>> Begin

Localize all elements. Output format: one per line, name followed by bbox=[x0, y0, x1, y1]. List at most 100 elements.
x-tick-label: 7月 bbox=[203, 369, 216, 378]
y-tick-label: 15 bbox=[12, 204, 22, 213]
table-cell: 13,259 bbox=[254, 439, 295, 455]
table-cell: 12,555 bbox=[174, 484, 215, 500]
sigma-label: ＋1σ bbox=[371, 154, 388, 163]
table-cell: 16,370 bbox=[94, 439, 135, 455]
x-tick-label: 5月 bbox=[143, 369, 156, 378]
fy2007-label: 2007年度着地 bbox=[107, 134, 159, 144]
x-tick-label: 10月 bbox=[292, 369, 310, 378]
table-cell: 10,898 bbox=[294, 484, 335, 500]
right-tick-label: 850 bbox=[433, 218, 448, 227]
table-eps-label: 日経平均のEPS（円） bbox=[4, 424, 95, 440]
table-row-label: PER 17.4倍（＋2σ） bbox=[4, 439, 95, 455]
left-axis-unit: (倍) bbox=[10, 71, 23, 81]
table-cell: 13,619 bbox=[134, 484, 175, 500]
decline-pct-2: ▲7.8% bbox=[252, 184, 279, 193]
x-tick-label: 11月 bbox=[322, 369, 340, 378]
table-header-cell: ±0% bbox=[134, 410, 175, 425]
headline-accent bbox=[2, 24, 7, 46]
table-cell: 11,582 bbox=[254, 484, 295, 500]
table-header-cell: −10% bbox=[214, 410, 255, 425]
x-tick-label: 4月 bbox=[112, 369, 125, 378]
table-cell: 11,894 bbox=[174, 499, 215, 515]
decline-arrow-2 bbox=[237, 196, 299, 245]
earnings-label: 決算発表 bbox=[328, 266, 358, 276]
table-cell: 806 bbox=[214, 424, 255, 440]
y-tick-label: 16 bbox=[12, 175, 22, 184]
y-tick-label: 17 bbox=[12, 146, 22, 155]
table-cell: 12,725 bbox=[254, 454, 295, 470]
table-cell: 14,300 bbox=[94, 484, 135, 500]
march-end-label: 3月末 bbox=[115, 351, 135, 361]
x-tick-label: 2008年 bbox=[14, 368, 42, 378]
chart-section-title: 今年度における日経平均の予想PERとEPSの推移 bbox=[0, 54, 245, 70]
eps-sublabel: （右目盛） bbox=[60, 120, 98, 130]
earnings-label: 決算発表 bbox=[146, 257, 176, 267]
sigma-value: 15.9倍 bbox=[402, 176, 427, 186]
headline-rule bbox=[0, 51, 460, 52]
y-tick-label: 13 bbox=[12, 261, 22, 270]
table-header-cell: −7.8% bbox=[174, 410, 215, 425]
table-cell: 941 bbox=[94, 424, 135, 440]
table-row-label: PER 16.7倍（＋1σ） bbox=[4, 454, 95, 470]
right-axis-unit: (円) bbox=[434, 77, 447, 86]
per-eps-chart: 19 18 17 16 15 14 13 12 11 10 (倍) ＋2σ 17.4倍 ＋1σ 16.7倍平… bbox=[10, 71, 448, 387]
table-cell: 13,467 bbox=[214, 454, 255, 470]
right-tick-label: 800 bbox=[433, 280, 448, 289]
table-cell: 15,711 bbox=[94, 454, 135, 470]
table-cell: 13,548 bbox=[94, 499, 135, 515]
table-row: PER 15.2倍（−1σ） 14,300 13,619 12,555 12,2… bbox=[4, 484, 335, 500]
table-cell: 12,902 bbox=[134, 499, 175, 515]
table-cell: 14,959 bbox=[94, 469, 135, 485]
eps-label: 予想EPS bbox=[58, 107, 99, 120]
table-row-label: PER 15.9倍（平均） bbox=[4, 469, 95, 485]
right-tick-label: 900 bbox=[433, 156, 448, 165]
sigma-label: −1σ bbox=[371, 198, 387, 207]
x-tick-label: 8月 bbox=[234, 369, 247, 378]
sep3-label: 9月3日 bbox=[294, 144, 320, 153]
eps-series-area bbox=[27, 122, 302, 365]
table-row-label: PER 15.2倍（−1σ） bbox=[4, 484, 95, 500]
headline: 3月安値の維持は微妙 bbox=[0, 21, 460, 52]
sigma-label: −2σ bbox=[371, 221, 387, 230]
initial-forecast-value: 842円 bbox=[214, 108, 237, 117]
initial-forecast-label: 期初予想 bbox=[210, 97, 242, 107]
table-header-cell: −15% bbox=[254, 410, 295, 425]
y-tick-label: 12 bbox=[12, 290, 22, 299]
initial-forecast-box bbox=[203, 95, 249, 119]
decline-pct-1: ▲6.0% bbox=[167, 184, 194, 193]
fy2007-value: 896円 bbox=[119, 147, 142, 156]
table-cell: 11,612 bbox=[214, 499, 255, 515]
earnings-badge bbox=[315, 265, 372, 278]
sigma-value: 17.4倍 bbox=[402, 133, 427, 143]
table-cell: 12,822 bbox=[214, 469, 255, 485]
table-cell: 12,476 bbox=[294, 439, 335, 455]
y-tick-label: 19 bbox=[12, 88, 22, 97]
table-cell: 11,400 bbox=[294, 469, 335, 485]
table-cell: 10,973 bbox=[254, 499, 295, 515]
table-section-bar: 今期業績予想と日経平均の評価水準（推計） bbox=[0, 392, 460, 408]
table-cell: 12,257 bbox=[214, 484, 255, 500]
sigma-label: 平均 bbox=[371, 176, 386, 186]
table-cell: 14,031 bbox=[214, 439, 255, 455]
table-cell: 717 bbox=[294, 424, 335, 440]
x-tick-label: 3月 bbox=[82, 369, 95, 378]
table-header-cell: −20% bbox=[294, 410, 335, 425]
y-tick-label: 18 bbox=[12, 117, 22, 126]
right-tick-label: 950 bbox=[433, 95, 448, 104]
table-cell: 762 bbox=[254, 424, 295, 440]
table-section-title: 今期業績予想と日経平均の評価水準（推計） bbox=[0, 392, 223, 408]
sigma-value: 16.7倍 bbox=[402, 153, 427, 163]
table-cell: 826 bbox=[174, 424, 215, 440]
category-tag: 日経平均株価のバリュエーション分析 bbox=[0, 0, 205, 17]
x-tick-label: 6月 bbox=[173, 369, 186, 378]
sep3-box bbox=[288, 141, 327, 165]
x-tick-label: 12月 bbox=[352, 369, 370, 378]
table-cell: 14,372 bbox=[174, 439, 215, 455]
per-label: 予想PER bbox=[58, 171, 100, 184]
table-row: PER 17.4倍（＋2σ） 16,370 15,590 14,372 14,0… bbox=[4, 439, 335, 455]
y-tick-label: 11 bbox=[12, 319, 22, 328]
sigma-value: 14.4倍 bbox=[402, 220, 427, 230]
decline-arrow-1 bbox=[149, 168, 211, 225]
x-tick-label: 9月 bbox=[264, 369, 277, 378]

>> End

PROBLEM STATEMENT
Copy the rows word for word, from the first row through the row containing "right-axis-unit: (円) bbox=[434, 77, 447, 86]", both included.

WRITTEN RESPONSE
Localize all elements. Output format: one per line, name followed by bbox=[x0, y0, x1, y1]. List at most 100 elements.
x-tick-label: 7月 bbox=[203, 369, 216, 378]
y-tick-label: 15 bbox=[12, 204, 22, 213]
table-cell: 13,259 bbox=[254, 439, 295, 455]
table-cell: 12,555 bbox=[174, 484, 215, 500]
sigma-label: ＋1σ bbox=[371, 154, 388, 163]
table-cell: 16,370 bbox=[94, 439, 135, 455]
x-tick-label: 5月 bbox=[143, 369, 156, 378]
fy2007-label: 2007年度着地 bbox=[107, 134, 159, 144]
x-tick-label: 10月 bbox=[292, 369, 310, 378]
table-cell: 10,898 bbox=[294, 484, 335, 500]
right-tick-label: 850 bbox=[433, 218, 448, 227]
table-eps-label: 日経平均のEPS（円） bbox=[4, 424, 95, 440]
table-row-label: PER 17.4倍（＋2σ） bbox=[4, 439, 95, 455]
left-axis-unit: (倍) bbox=[10, 71, 23, 81]
table-cell: 13,619 bbox=[134, 484, 175, 500]
decline-pct-2: ▲7.8% bbox=[252, 184, 279, 193]
x-tick-label: 11月 bbox=[322, 369, 340, 378]
table-header-cell: ±0% bbox=[134, 410, 175, 425]
headline-accent bbox=[2, 24, 7, 46]
table-cell: 11,582 bbox=[254, 484, 295, 500]
table-header-cell: −10% bbox=[214, 410, 255, 425]
x-tick-label: 4月 bbox=[112, 369, 125, 378]
table-cell: 11,894 bbox=[174, 499, 215, 515]
decline-arrow-2 bbox=[237, 196, 299, 245]
earnings-label: 決算発表 bbox=[328, 266, 358, 276]
table-cell: 806 bbox=[214, 424, 255, 440]
y-tick-label: 16 bbox=[12, 175, 22, 184]
y-tick-label: 17 bbox=[12, 146, 22, 155]
table-cell: 12,725 bbox=[254, 454, 295, 470]
table-cell: 14,300 bbox=[94, 484, 135, 500]
march-end-label: 3月末 bbox=[115, 351, 135, 361]
x-tick-label: 2008年 bbox=[14, 368, 42, 378]
chart-section-title: 今年度における日経平均の予想PERとEPSの推移 bbox=[0, 54, 245, 70]
eps-sublabel: （右目盛） bbox=[60, 120, 98, 130]
earnings-label: 決算発表 bbox=[146, 257, 176, 267]
sigma-value: 15.9倍 bbox=[402, 176, 427, 186]
headline-rule bbox=[0, 51, 460, 52]
y-tick-label: 13 bbox=[12, 261, 22, 270]
table-header-cell: −7.8% bbox=[174, 410, 215, 425]
table-cell: 941 bbox=[94, 424, 135, 440]
table-row-label: PER 16.7倍（＋1σ） bbox=[4, 454, 95, 470]
right-axis-unit: (円) bbox=[434, 77, 447, 86]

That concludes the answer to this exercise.